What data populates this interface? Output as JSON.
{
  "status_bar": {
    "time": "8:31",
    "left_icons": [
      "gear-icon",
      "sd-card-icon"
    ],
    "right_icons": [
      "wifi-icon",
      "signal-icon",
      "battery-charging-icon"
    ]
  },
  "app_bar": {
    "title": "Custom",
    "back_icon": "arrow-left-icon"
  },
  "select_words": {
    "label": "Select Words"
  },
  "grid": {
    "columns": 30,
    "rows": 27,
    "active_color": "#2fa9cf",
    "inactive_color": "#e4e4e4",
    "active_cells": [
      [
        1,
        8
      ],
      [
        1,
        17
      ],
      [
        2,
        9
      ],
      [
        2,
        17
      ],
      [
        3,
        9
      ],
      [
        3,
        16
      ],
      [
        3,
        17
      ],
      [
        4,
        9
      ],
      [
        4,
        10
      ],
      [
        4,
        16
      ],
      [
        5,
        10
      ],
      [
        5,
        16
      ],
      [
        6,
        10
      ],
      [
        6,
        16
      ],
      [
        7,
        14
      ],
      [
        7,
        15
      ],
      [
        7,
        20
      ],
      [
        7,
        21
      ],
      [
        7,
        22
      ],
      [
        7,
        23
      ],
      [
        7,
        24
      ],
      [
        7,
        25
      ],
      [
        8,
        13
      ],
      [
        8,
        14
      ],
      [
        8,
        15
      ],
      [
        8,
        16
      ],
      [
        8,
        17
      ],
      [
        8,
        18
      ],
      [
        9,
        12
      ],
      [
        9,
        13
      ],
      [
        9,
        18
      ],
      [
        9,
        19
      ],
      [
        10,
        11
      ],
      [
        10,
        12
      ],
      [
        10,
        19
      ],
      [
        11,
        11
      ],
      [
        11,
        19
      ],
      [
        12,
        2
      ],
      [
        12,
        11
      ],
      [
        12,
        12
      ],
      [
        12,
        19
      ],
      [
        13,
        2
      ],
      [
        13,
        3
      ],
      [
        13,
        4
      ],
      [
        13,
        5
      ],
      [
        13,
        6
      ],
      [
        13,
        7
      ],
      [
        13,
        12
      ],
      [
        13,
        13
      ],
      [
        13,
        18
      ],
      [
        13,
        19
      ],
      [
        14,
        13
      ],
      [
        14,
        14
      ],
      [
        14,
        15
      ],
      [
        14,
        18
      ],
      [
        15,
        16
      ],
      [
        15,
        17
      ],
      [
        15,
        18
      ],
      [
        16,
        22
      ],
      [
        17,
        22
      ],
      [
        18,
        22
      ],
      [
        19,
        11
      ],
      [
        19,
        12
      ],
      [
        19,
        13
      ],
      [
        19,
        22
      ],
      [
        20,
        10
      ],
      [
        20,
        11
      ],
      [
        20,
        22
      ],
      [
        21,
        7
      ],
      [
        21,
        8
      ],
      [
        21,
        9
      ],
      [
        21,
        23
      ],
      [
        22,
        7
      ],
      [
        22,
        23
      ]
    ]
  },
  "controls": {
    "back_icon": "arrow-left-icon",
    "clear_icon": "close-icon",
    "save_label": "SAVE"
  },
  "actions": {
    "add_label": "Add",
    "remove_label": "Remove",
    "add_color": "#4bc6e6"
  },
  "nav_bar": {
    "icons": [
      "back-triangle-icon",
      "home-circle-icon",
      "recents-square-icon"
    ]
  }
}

SHORT EXERCISE: Copy out each record from above, exactly.

SOLUTION FOR THIS EXERCISE:
What data populates this interface? Output as JSON.
{
  "status_bar": {
    "time": "8:31",
    "left_icons": [
      "gear-icon",
      "sd-card-icon"
    ],
    "right_icons": [
      "wifi-icon",
      "signal-icon",
      "battery-charging-icon"
    ]
  },
  "app_bar": {
    "title": "Custom",
    "back_icon": "arrow-left-icon"
  },
  "select_words": {
    "label": "Select Words"
  },
  "grid": {
    "columns": 30,
    "rows": 27,
    "active_color": "#2fa9cf",
    "inactive_color": "#e4e4e4",
    "active_cells": [
      [
        1,
        8
      ],
      [
        1,
        17
      ],
      [
        2,
        9
      ],
      [
        2,
        17
      ],
      [
        3,
        9
      ],
      [
        3,
        16
      ],
      [
        3,
        17
      ],
      [
        4,
        9
      ],
      [
        4,
        10
      ],
      [
        4,
        16
      ],
      [
        5,
        10
      ],
      [
        5,
        16
      ],
      [
        6,
        10
      ],
      [
        6,
        16
      ],
      [
        7,
        14
      ],
      [
        7,
        15
      ],
      [
        7,
        20
      ],
      [
        7,
        21
      ],
      [
        7,
        22
      ],
      [
        7,
        23
      ],
      [
        7,
        24
      ],
      [
        7,
        25
      ],
      [
        8,
        13
      ],
      [
        8,
        14
      ],
      [
        8,
        15
      ],
      [
        8,
        16
      ],
      [
        8,
        17
      ],
      [
        8,
        18
      ],
      [
        9,
        12
      ],
      [
        9,
        13
      ],
      [
        9,
        18
      ],
      [
        9,
        19
      ],
      [
        10,
        11
      ],
      [
        10,
        12
      ],
      [
        10,
        19
      ],
      [
        11,
        11
      ],
      [
        11,
        19
      ],
      [
        12,
        2
      ],
      [
        12,
        11
      ],
      [
        12,
        12
      ],
      [
        12,
        19
      ],
      [
        13,
        2
      ],
      [
        13,
        3
      ],
      [
        13,
        4
      ],
      [
        13,
        5
      ],
      [
        13,
        6
      ],
      [
        13,
        7
      ],
      [
        13,
        12
      ],
      [
        13,
        13
      ],
      [
        13,
        18
      ],
      [
        13,
        19
      ],
      [
        14,
        13
      ],
      [
        14,
        14
      ],
      [
        14,
        15
      ],
      [
        14,
        18
      ],
      [
        15,
        16
      ],
      [
        15,
        17
      ],
      [
        15,
        18
      ],
      [
        16,
        22
      ],
      [
        17,
        22
      ],
      [
        18,
        22
      ],
      [
        19,
        11
      ],
      [
        19,
        12
      ],
      [
        19,
        13
      ],
      [
        19,
        22
      ],
      [
        20,
        10
      ],
      [
        20,
        11
      ],
      [
        20,
        22
      ],
      [
        21,
        7
      ],
      [
        21,
        8
      ],
      [
        21,
        9
      ],
      [
        21,
        23
      ],
      [
        22,
        7
      ],
      [
        22,
        23
      ]
    ]
  },
  "controls": {
    "back_icon": "arrow-left-icon",
    "clear_icon": "close-icon",
    "save_label": "SAVE"
  },
  "actions": {
    "add_label": "Add",
    "remove_label": "Remove",
    "add_color": "#4bc6e6"
  },
  "nav_bar": {
    "icons": [
      "back-triangle-icon",
      "home-circle-icon",
      "recents-square-icon"
    ]
  }
}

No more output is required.